**Task directions**: Single out each line with the word "title" and copy it.
◆ ◆ ◆ ◆
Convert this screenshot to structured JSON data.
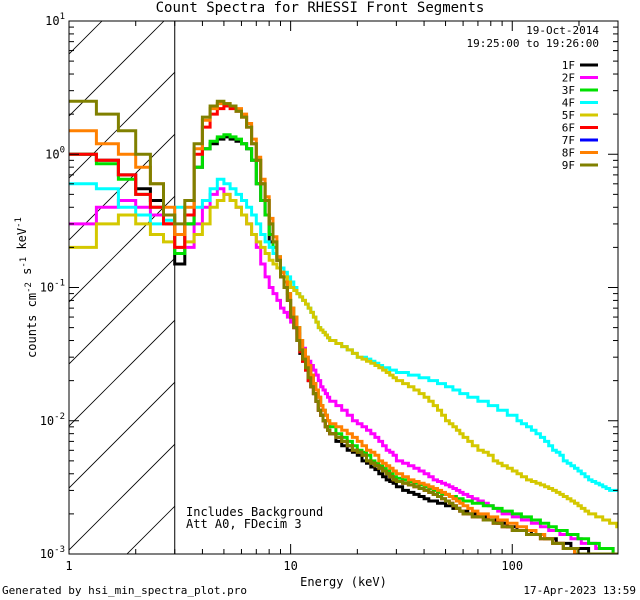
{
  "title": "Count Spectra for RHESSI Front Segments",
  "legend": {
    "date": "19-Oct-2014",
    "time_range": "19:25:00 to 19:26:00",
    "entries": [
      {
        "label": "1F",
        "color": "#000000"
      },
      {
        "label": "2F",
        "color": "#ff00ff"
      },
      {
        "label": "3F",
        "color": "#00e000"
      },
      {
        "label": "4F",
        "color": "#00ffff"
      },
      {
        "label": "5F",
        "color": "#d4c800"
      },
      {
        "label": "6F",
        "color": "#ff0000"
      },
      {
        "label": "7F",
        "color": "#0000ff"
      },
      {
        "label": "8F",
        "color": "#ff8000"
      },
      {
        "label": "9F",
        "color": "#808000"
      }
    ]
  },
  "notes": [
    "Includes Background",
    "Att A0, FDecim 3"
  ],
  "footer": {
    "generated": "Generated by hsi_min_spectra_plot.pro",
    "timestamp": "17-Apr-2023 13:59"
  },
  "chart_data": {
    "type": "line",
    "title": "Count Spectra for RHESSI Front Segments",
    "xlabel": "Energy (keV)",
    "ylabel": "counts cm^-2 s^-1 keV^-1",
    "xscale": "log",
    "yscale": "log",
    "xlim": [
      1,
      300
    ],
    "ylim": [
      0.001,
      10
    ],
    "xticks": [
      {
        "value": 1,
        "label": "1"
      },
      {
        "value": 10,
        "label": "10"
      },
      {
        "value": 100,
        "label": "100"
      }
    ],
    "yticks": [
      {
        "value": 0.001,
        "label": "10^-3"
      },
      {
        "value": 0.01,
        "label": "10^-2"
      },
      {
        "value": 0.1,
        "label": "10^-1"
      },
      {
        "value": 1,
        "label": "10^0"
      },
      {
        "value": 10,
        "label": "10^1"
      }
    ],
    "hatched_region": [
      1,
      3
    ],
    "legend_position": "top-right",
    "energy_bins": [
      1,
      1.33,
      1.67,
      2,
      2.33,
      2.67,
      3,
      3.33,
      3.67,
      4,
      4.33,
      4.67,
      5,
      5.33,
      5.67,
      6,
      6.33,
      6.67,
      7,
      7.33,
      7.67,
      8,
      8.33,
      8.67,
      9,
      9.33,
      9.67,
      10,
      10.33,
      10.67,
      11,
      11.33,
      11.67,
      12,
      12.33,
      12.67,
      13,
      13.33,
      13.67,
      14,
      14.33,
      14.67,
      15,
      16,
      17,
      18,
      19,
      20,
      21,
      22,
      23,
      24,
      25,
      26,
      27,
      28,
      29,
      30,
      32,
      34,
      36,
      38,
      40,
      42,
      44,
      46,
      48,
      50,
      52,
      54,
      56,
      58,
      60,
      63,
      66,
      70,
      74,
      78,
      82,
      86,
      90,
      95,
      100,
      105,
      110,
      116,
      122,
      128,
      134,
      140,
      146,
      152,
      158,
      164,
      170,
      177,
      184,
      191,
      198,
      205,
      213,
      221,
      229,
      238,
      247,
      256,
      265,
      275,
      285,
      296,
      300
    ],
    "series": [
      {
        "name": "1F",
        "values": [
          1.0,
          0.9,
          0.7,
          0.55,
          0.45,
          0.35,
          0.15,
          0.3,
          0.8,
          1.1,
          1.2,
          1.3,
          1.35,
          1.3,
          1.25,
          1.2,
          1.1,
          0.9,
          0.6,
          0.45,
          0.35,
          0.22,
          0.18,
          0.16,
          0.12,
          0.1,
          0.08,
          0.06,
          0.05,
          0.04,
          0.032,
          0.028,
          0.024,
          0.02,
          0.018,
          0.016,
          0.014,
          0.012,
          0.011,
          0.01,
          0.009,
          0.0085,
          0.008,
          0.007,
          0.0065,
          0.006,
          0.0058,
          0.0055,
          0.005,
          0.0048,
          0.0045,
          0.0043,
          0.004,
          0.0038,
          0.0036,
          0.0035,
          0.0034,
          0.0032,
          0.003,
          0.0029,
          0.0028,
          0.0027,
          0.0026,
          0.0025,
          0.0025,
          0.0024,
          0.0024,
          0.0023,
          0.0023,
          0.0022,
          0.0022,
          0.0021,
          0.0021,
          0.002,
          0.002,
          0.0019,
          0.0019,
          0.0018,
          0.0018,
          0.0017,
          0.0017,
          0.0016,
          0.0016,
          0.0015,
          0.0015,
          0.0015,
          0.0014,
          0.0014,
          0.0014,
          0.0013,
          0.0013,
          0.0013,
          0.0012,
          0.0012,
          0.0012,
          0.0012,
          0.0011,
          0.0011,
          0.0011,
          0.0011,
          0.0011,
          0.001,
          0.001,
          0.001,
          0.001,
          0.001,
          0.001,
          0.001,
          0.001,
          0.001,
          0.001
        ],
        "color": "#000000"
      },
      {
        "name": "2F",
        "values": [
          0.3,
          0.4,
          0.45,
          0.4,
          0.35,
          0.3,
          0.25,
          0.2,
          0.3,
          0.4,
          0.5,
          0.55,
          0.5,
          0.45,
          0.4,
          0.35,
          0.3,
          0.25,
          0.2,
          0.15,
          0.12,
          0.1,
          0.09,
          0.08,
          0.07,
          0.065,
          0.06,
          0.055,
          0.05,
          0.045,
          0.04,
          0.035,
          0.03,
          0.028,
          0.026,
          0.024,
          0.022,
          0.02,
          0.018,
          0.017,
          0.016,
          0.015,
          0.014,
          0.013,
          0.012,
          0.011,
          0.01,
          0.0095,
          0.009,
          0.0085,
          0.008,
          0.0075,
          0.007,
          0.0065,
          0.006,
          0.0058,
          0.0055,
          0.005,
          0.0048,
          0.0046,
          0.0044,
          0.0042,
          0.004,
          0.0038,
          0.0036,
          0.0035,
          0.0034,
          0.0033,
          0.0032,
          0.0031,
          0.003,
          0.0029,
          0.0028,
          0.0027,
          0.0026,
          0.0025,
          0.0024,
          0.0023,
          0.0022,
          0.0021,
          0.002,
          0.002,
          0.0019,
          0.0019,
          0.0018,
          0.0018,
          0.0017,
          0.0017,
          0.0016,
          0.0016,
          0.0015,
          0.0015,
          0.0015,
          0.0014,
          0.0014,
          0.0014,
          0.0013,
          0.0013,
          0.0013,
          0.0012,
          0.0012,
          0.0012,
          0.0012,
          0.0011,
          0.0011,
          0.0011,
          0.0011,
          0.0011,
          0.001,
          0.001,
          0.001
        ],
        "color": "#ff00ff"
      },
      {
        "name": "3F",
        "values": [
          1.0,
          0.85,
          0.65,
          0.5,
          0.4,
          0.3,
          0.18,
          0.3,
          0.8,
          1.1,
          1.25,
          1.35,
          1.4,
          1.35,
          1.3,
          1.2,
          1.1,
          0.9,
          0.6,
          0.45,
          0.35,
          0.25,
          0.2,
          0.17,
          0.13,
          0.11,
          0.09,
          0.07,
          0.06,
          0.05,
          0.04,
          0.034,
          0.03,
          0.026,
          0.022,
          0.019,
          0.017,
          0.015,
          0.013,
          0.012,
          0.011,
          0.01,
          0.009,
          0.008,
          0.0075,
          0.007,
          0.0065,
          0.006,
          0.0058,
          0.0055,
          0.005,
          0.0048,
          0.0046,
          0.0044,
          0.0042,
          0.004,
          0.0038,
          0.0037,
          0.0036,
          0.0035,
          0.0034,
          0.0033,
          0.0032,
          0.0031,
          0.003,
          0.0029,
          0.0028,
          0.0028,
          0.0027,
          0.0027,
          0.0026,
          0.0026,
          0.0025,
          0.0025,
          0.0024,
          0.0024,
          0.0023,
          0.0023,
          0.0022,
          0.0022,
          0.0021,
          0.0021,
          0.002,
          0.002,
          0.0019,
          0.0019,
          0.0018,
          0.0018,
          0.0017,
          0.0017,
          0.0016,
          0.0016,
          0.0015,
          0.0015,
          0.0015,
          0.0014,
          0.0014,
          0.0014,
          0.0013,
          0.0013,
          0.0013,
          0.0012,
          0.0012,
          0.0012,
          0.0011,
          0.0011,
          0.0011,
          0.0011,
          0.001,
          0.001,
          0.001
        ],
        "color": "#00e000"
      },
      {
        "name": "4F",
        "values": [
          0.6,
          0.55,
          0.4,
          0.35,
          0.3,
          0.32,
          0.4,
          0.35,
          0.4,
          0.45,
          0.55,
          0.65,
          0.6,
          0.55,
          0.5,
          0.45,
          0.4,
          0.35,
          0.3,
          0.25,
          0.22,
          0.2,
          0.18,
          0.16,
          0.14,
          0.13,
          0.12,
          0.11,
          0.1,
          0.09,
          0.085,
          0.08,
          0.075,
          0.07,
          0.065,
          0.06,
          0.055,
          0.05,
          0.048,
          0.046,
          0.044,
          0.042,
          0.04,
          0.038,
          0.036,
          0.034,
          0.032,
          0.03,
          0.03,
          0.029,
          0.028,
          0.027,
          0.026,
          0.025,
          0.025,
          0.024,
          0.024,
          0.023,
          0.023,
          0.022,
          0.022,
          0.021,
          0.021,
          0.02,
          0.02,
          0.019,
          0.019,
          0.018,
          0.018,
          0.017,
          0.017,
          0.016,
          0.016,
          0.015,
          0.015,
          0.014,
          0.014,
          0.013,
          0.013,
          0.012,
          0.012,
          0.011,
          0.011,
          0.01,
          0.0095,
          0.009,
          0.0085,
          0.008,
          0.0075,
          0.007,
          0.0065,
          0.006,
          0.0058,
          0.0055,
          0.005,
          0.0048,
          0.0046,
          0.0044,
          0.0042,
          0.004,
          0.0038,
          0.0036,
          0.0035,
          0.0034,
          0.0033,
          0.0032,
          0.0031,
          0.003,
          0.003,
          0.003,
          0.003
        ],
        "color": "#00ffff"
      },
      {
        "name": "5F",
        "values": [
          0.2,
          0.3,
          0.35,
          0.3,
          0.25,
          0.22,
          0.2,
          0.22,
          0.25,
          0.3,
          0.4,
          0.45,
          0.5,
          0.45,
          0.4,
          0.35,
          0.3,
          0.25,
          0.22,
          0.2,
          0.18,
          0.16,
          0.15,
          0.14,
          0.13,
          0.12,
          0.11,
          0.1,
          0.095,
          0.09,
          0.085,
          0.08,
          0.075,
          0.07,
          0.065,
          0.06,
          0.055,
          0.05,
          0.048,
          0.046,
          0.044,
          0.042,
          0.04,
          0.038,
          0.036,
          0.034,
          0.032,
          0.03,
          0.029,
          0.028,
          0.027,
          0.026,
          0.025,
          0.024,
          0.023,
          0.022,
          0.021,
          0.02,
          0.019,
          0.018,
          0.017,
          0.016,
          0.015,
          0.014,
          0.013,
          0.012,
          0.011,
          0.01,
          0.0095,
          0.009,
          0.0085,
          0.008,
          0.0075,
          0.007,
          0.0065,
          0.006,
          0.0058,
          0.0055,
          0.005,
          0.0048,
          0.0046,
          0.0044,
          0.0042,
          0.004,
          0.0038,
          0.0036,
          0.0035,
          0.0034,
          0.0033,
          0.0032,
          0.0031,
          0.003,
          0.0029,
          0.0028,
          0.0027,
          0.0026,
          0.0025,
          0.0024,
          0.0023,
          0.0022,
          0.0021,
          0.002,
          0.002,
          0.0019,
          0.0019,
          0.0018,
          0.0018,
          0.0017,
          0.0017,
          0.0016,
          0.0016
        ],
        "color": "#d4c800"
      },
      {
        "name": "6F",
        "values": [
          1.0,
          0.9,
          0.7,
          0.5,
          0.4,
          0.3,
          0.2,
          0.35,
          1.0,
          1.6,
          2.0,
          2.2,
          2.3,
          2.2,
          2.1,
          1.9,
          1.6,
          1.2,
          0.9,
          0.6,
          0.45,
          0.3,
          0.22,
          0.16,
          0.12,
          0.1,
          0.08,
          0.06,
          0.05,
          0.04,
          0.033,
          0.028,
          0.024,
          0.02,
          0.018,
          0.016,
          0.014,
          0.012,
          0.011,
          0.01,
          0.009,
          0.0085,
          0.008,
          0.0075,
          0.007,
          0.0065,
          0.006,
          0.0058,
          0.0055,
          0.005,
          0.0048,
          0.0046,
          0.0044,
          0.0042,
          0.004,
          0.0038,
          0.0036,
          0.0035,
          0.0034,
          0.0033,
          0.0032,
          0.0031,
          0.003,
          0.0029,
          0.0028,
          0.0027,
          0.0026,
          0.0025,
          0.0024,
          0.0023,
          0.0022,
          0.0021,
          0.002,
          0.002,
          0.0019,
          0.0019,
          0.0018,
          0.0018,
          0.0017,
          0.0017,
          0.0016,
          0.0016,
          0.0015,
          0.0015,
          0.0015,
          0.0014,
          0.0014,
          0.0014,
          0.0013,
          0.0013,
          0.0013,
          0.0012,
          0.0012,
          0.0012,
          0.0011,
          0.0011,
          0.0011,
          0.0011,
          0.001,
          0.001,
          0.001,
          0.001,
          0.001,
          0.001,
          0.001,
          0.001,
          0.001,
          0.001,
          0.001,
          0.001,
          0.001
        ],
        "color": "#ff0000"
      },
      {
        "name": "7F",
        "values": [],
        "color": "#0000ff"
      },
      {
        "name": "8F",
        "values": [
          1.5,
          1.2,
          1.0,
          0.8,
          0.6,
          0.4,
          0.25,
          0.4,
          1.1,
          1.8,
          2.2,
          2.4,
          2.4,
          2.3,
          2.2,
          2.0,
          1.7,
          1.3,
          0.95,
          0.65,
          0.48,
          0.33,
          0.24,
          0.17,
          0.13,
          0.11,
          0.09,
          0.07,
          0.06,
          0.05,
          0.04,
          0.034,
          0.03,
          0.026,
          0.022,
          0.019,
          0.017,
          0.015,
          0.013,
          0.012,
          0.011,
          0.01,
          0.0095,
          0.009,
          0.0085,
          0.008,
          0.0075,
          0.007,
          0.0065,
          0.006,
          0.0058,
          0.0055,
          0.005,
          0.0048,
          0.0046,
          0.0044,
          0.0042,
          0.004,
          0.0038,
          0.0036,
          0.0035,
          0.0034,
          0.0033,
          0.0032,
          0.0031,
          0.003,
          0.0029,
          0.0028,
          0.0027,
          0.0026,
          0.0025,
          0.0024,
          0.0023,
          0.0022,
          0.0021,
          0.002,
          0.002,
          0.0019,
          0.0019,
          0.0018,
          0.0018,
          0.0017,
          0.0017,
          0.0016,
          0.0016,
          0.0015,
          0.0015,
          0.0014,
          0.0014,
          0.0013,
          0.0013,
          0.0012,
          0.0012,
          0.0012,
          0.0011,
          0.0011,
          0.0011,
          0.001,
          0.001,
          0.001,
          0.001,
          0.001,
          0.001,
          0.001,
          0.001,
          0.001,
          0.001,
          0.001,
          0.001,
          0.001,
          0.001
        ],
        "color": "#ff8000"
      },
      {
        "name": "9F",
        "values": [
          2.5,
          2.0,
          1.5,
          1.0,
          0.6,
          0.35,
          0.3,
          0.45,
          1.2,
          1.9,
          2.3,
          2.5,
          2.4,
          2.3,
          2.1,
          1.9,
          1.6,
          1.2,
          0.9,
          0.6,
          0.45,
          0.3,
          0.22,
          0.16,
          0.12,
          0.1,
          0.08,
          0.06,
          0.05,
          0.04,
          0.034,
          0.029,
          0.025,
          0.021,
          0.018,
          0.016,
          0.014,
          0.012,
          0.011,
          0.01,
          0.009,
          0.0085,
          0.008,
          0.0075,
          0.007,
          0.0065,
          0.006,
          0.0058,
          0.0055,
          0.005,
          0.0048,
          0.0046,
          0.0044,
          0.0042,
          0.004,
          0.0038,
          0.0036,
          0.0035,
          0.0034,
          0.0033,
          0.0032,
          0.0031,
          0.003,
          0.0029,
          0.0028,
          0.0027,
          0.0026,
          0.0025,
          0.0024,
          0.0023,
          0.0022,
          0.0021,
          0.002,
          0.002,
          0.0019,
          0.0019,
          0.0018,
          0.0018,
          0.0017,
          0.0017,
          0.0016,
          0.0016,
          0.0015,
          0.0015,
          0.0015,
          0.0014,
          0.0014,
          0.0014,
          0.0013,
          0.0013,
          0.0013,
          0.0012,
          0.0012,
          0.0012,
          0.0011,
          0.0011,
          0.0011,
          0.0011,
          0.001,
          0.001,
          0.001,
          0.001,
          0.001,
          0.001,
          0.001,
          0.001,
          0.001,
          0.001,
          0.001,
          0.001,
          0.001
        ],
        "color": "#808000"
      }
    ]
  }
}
◆ ◆ ◆ ◆
**Reply**:
  "title": "Count Spectra for RHESSI Front Segments",
    "title": "Count Spectra for RHESSI Front Segments",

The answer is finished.